__YOUR OBJECTIVE__
Determine how many lines contain the string "name". Respond with that number and nothing more.

__PROVIDED MATERIAL__
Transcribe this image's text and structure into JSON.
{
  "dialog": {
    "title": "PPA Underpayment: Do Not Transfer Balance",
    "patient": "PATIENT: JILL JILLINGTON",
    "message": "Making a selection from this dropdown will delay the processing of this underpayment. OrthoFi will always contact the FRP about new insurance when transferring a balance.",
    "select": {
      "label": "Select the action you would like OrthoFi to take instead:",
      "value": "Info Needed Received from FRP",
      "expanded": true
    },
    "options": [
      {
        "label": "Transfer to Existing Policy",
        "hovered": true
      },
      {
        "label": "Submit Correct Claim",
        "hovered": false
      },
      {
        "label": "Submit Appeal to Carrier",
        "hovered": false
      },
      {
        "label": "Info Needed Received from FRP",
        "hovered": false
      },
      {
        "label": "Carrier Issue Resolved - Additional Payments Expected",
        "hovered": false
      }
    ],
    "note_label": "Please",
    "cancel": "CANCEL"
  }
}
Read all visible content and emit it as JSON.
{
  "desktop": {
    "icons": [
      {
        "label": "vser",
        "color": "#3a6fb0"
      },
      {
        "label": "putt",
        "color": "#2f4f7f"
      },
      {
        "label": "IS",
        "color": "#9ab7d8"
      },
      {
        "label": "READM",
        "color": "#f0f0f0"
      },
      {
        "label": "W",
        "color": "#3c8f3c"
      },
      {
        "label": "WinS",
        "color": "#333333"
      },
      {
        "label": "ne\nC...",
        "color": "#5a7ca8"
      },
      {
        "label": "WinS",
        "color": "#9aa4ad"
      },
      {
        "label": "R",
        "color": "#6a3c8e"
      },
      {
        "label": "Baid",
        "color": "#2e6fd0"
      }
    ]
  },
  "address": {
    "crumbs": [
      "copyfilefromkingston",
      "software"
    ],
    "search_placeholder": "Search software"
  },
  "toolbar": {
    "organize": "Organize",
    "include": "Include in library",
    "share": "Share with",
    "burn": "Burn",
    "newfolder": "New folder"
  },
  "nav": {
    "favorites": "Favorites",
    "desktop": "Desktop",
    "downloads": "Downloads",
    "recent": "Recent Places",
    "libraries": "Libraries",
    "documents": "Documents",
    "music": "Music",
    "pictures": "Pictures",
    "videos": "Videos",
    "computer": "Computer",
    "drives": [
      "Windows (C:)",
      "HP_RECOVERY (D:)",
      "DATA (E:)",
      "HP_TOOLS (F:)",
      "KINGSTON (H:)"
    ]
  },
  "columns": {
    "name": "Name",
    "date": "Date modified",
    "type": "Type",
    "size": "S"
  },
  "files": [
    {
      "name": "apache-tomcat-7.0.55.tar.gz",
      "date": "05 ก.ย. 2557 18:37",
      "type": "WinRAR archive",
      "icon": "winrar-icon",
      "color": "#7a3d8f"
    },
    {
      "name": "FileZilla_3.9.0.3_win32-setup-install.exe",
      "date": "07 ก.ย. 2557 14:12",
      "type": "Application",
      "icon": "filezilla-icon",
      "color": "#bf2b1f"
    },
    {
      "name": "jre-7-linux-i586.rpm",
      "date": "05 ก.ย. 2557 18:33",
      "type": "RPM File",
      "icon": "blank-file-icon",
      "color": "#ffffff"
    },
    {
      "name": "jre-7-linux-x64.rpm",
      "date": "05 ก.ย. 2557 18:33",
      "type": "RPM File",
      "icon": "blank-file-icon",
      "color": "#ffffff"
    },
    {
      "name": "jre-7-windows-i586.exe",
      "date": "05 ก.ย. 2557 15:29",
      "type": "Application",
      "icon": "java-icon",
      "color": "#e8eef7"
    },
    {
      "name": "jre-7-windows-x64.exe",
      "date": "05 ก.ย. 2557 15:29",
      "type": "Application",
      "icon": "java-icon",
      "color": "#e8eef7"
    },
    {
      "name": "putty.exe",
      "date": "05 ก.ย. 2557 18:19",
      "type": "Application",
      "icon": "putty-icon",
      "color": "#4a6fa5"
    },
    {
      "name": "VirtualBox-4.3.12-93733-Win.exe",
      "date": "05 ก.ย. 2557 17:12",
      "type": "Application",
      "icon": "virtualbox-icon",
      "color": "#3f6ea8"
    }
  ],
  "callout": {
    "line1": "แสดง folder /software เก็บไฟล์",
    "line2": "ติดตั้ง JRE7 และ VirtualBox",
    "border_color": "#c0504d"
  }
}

__EXERCISE OUTPUT__
9